**AIM**
Return all of the data exactly, with nothing left out but the pictures.

**ENTRIES PROVIDED**

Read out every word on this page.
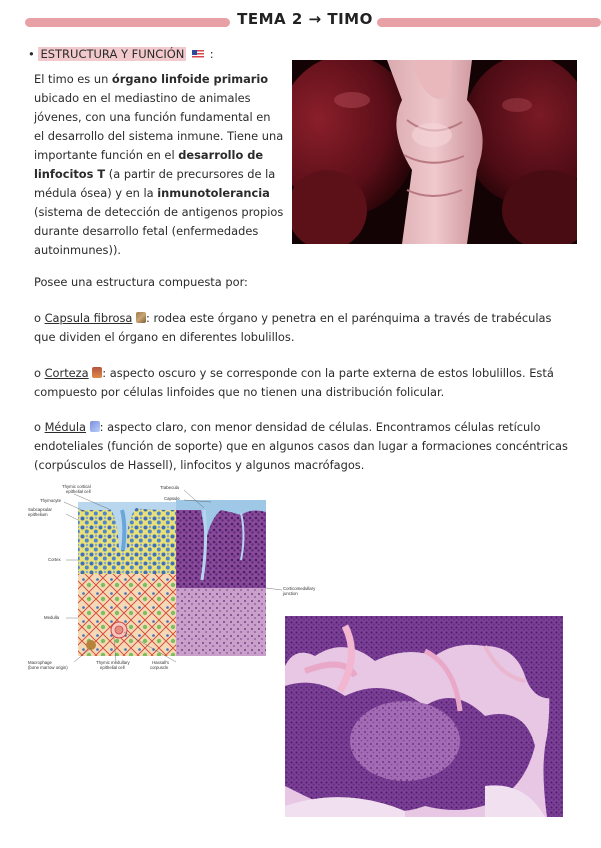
TEMA 2 → TIMO
• ESTRUCTURA Y FUNCIÓN :
El timo es un órgano linfoide primario ubicado en el mediastino de animales jóvenes, con una función fundamental en el desarrollo del sistema inmune. Tiene una importante función en el desarrollo de linfocitos T (a partir de precursores de la médula ósea) y en la inmunotolerancia (sistema de detección de antigenos propios durante desarrollo fetal (enfermedades autoinmunes)).
Posee una estructura compuesta por:
o Capsula fibrosa : rodea este órgano y penetra en el parénquima a través de trabéculas que dividen el órgano en diferentes lobulillos.
o Corteza : aspecto oscuro y se corresponde con la parte externa de estos lobulillos. Está compuesto por células linfoides que no tienen una distribución folicular.
o Médula : aspecto claro, con menor densidad de células. Encontramos células retículo endoteliales (función de soporte) que en algunos casos dan lugar a formaciones concéntricas (corpúsculos de Hassell), linfocitos y algunos macrófagos.
Thymic cortical
epithelial cell
Thymocyte
Subcapsular
epithelium
Cortex
Medulla
Macrophage
(bone marrow origin)
Thymic medullary
epithelial cell
Hassall's
corpuscle
Trabecula
Capsule
Corticomedullary
junction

**THE SOLUTION**
Read out every word on this page.
TEMA 2 → TIMO
• ESTRUCTURA Y FUNCIÓN :
El timo es un órgano linfoide primario ubicado en el mediastino de animales jóvenes, con una función fundamental en el desarrollo del sistema inmune. Tiene una importante función en el desarrollo de linfocitos T (a partir de precursores de la médula ósea) y en la inmunotolerancia (sistema de detección de antigenos propios durante desarrollo fetal (enfermedades autoinmunes)).
Posee una estructura compuesta por:
o Capsula fibrosa : rodea este órgano y penetra en el parénquima a través de trabéculas que dividen el órgano en diferentes lobulillos.
o Corteza : aspecto oscuro y se corresponde con la parte externa de estos lobulillos. Está compuesto por células linfoides que no tienen una distribución folicular.
o Médula : aspecto claro, con menor densidad de células. Encontramos células retículo endoteliales (función de soporte) que en algunos casos dan lugar a formaciones concéntricas (corpúsculos de Hassell), linfocitos y algunos macrófagos.
Thymic cortical
epithelial cell
Thymocyte
Subcapsular
epithelium
Cortex
Medulla
Macrophage
(bone marrow origin)
Thymic medullary
epithelial cell
Hassall's
corpuscle
Trabecula
Capsule
Corticomedullary
junction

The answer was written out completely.